▶ [Exercises]
1. According to the methods section, how many HLA-A*02:01-positive healthy donors provided peripheral blood samples?
2. Transcribe the methods section between "Peripheral blood samples" and "nitrogen until use.", inclusive.

▶ [Reading passage]
··········

Materials and methods

Cell lines

The human NSCLC cell line H1975 was provided by Professor Seiji Yano (Kanazawa University, Ishikawa, Japan). H1975-A2 (H1975 transfected with HLA-A2) was provided by Dr Tetsuro Sasada (Kurume University, Fukuoka, Japan). Artificial APC-A2 (aAPC-A2) cells, which were generated by transduction of HLA-A*02:01, CD80, and CD83 molecules into K562 cells, were provided by Dr Naoto Hirano (Dana-Farber Cancer Institute, Boston, MA, USA). T2 cells (HLA-A*02:01, TAP−) and human NSCLC cell line 11–18 were purchased from Riken (Saitama, Japan). These cell lines were cultured in RPMI-1640 (Sigma Chemical Co., St. Louis, MO, USA), supplemented with 10% FBS (Gibco-BRL, Carlsbad, CA, USA), 100 U/ml penicillin, and 100 μg/ml streptomycin in a humidified atmosphere containing 5% CO2.

PBMC collection

Peripheral blood samples were collected from four HLA-A*02:01-positive healthy donors, after informed consent was obtained. Peripheral blood mononuclear cells (PBMCs) were isolated by density centrifugation using Ficoll-Hypaque (Pharmacia, Uppsala, Sweden) and frozen in liquid nitrogen until use.

··········

(Stored dataset items)

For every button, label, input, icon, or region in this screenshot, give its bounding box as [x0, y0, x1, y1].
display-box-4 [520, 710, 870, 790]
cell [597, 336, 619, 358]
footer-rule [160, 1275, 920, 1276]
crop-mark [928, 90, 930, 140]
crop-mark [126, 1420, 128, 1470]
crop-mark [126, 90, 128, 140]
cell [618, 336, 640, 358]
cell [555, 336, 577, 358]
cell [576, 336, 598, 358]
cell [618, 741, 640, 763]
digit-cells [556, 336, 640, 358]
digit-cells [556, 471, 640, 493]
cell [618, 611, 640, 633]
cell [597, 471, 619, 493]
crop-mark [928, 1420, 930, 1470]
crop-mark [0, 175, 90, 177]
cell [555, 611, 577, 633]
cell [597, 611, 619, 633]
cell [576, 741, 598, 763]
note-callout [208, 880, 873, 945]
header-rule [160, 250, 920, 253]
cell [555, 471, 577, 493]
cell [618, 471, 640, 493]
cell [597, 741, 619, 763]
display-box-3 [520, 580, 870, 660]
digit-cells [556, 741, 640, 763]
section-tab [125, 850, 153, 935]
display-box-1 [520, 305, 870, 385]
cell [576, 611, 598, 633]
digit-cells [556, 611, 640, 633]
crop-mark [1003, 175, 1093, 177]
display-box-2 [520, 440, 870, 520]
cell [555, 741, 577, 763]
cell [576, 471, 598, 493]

··········

▶ [Results for the exercise]
1. Four.

2.
Peripheral blood samples were collected from four HLA-A*02:01-positive healthy donors, after informed consent was obtained. Peripheral blood mononuclear cells (PBMCs) were isolated by density centrifugation using Ficoll-Hypaque (Pharmacia, Uppsala, Sweden) and frozen in liquid nitrogen until use.